◆ **Your instructions**:
Skip every image and restate the data word for word.
::::::::::
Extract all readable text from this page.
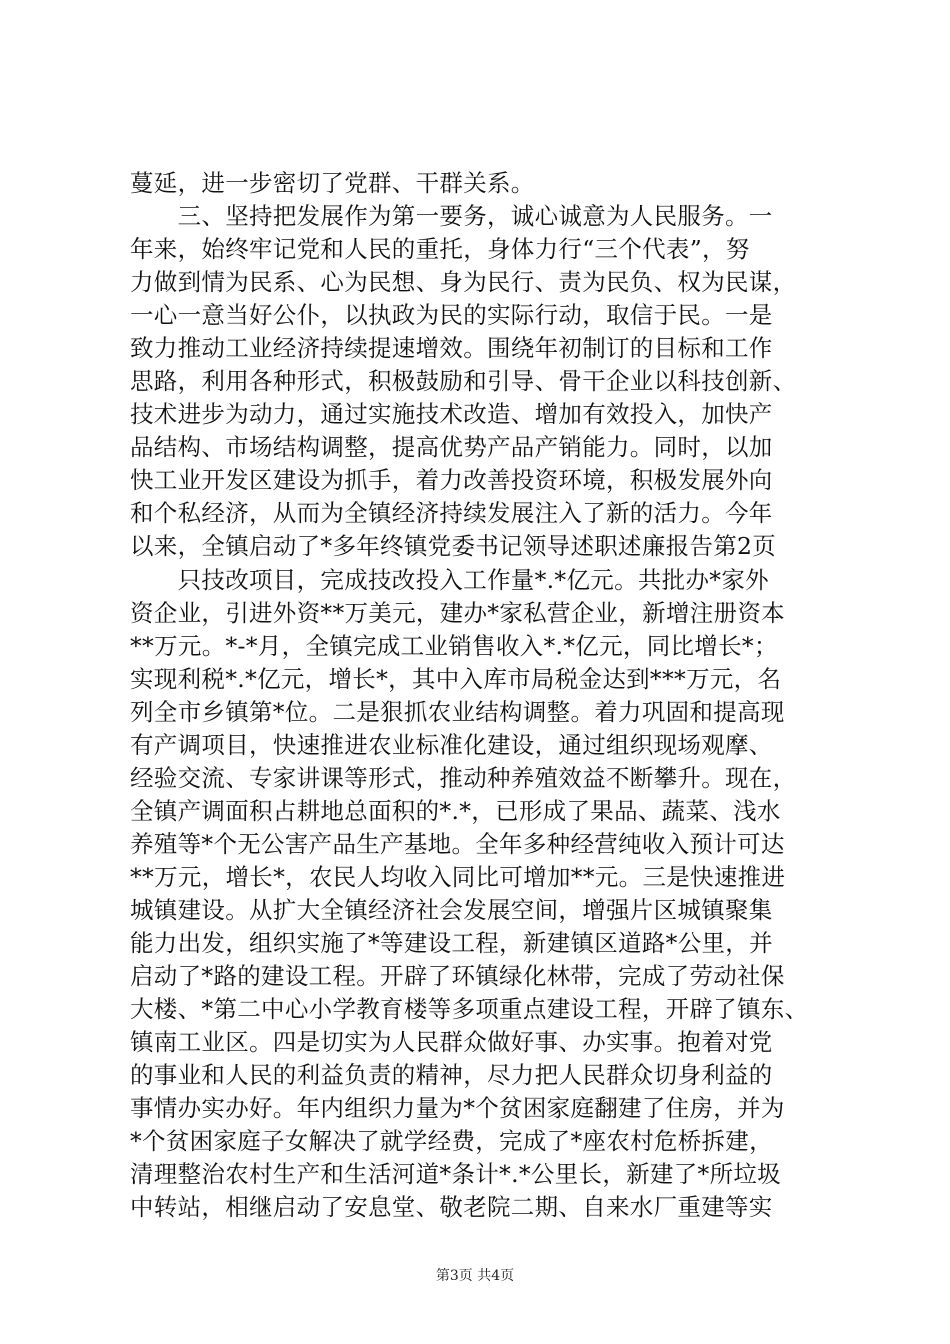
蔓延，进一步密切了党群、干群关系。
　　三、坚持把发展作为第一要务，诚心诚意为人民服务。一
年来，始终牢记党和人民的重托，身体力行“三个代表”，努
力做到情为民系、心为民想、身为民行、责为民负、权为民谋，
一心一意当好公仆，以执政为民的实际行动，取信于民。一是
致力推动工业经济持续提速增效。围绕年初制订的目标和工作
思路，利用各种形式，积极鼓励和引导、骨干企业以科技创新、
技术进步为动力，通过实施技术改造、增加有效投入，加快产
品结构、市场结构调整，提高优势产品产销能力。同时，以加
快工业开发区建设为抓手，着力改善投资环境，积极发展外向
和个私经济，从而为全镇经济持续发展注入了新的活力。今年
以来，全镇启动了*多年终镇党委书记领导述职述廉报告第2页
　　只技改项目，完成技改投入工作量*.*亿元。共批办*家外
资企业，引进外资**万美元，建办*家私营企业，新增注册资本
**万元。*-*月，全镇完成工业销售收入*.*亿元，同比增长*；
实现利税*.*亿元，增长*，其中入库市局税金达到***万元，名
列全市乡镇第*位。二是狠抓农业结构调整。着力巩固和提高现
有产调项目，快速推进农业标准化建设，通过组织现场观摩、
经验交流、专家讲课等形式，推动种养殖效益不断攀升。现在，
全镇产调面积占耕地总面积的*.*，已形成了果品、蔬菜、浅水
养殖等*个无公害产品生产基地。全年多种经营纯收入预计可达
**万元，增长*，农民人均收入同比可增加**元。三是快速推进
城镇建设。从扩大全镇经济社会发展空间，增强片区城镇聚集
能力出发，组织实施了*等建设工程，新建镇区道路*公里，并
启动了*路的建设工程。开辟了环镇绿化林带，完成了劳动社保
大楼、*第二中心小学教育楼等多项重点建设工程，开辟了镇东、
镇南工业区。四是切实为人民群众做好事、办实事。抱着对党
的事业和人民的利益负责的精神，尽力把人民群众切身利益的
事情办实办好。年内组织力量为*个贫困家庭翻建了住房，并为
*个贫困家庭子女解决了就学经费，完成了*座农村危桥拆建，
清理整治农村生产和生活河道*条计*.*公里长，新建了*所垃圾
中转站，相继启动了安息堂、敬老院二期、自来水厂重建等实
第3页 共4页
::::::::::
◆ **The completed task**:
Extract all readable text from this page.
蔓延，进一步密切了党群、干群关系。
　　三、坚持把发展作为第一要务，诚心诚意为人民服务。一
年来，始终牢记党和人民的重托，身体力行“三个代表”，努
力做到情为民系、心为民想、身为民行、责为民负、权为民谋，
一心一意当好公仆，以执政为民的实际行动，取信于民。一是
致力推动工业经济持续提速增效。围绕年初制订的目标和工作
思路，利用各种形式，积极鼓励和引导、骨干企业以科技创新、
技术进步为动力，通过实施技术改造、增加有效投入，加快产
品结构、市场结构调整，提高优势产品产销能力。同时，以加
快工业开发区建设为抓手，着力改善投资环境，积极发展外向
和个私经济，从而为全镇经济持续发展注入了新的活力。今年
以来，全镇启动了*多年终镇党委书记领导述职述廉报告第2页
　　只技改项目，完成技改投入工作量*.*亿元。共批办*家外
资企业，引进外资**万美元，建办*家私营企业，新增注册资本
**万元。*-*月，全镇完成工业销售收入*.*亿元，同比增长*；
实现利税*.*亿元，增长*，其中入库市局税金达到***万元，名
列全市乡镇第*位。二是狠抓农业结构调整。着力巩固和提高现
有产调项目，快速推进农业标准化建设，通过组织现场观摩、
经验交流、专家讲课等形式，推动种养殖效益不断攀升。现在，
全镇产调面积占耕地总面积的*.*，已形成了果品、蔬菜、浅水
养殖等*个无公害产品生产基地。全年多种经营纯收入预计可达
**万元，增长*，农民人均收入同比可增加**元。三是快速推进
城镇建设。从扩大全镇经济社会发展空间，增强片区城镇聚集
能力出发，组织实施了*等建设工程，新建镇区道路*公里，并
启动了*路的建设工程。开辟了环镇绿化林带，完成了劳动社保
大楼、*第二中心小学教育楼等多项重点建设工程，开辟了镇东、
镇南工业区。四是切实为人民群众做好事、办实事。抱着对党
的事业和人民的利益负责的精神，尽力把人民群众切身利益的
事情办实办好。年内组织力量为*个贫困家庭翻建了住房，并为
*个贫困家庭子女解决了就学经费，完成了*座农村危桥拆建，
清理整治农村生产和生活河道*条计*.*公里长，新建了*所垃圾
中转站，相继启动了安息堂、敬老院二期、自来水厂重建等实
第3页 共4页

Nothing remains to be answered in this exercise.